RECORDED INFORMATION:

-- start --

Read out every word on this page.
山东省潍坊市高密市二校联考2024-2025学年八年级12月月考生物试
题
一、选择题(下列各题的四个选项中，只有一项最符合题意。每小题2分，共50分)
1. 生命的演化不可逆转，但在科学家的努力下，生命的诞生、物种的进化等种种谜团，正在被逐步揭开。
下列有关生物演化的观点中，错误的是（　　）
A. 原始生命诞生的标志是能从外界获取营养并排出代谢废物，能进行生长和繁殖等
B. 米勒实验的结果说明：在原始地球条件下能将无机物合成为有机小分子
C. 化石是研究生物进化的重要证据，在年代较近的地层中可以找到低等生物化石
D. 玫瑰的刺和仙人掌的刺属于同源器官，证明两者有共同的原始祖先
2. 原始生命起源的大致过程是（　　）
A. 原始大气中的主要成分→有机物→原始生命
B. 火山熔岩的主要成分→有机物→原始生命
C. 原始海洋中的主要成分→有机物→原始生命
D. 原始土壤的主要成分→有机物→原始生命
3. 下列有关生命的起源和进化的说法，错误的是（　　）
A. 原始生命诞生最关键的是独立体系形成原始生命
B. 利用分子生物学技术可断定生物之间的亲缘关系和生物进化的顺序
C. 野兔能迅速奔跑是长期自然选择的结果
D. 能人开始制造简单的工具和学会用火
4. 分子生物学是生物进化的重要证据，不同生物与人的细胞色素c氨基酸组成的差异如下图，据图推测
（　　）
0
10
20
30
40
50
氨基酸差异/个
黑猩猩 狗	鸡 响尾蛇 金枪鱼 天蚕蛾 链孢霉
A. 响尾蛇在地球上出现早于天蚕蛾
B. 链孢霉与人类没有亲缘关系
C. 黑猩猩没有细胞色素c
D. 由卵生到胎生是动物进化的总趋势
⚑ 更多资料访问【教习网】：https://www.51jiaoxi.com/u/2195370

-- end --

DESCRIPTION OF THE TASK:
Please repeat the listing exactly, with nothing left out.

PROBLEM SOLUTION:
Read out every word on this page.
山东省潍坊市高密市二校联考2024-2025学年八年级12月月考生物试
题
一、选择题(下列各题的四个选项中，只有一项最符合题意。每小题2分，共50分)
1. 生命的演化不可逆转，但在科学家的努力下，生命的诞生、物种的进化等种种谜团，正在被逐步揭开。
下列有关生物演化的观点中，错误的是（　　）
A. 原始生命诞生的标志是能从外界获取营养并排出代谢废物，能进行生长和繁殖等
B. 米勒实验的结果说明：在原始地球条件下能将无机物合成为有机小分子
C. 化石是研究生物进化的重要证据，在年代较近的地层中可以找到低等生物化石
D. 玫瑰的刺和仙人掌的刺属于同源器官，证明两者有共同的原始祖先
2. 原始生命起源的大致过程是（　　）
A. 原始大气中的主要成分→有机物→原始生命
B. 火山熔岩的主要成分→有机物→原始生命
C. 原始海洋中的主要成分→有机物→原始生命
D. 原始土壤的主要成分→有机物→原始生命
3. 下列有关生命的起源和进化的说法，错误的是（　　）
A. 原始生命诞生最关键的是独立体系形成原始生命
B. 利用分子生物学技术可断定生物之间的亲缘关系和生物进化的顺序
C. 野兔能迅速奔跑是长期自然选择的结果
D. 能人开始制造简单的工具和学会用火
4. 分子生物学是生物进化的重要证据，不同生物与人的细胞色素c氨基酸组成的差异如下图，据图推测
（　　）
0
10
20
30
40
50
氨基酸差异/个
黑猩猩 狗	鸡 响尾蛇 金枪鱼 天蚕蛾 链孢霉
A. 响尾蛇在地球上出现早于天蚕蛾
B. 链孢霉与人类没有亲缘关系
C. 黑猩猩没有细胞色素c
D. 由卵生到胎生是动物进化的总趋势
⚑ 更多资料访问【教习网】：https://www.51jiaoxi.com/u/2195370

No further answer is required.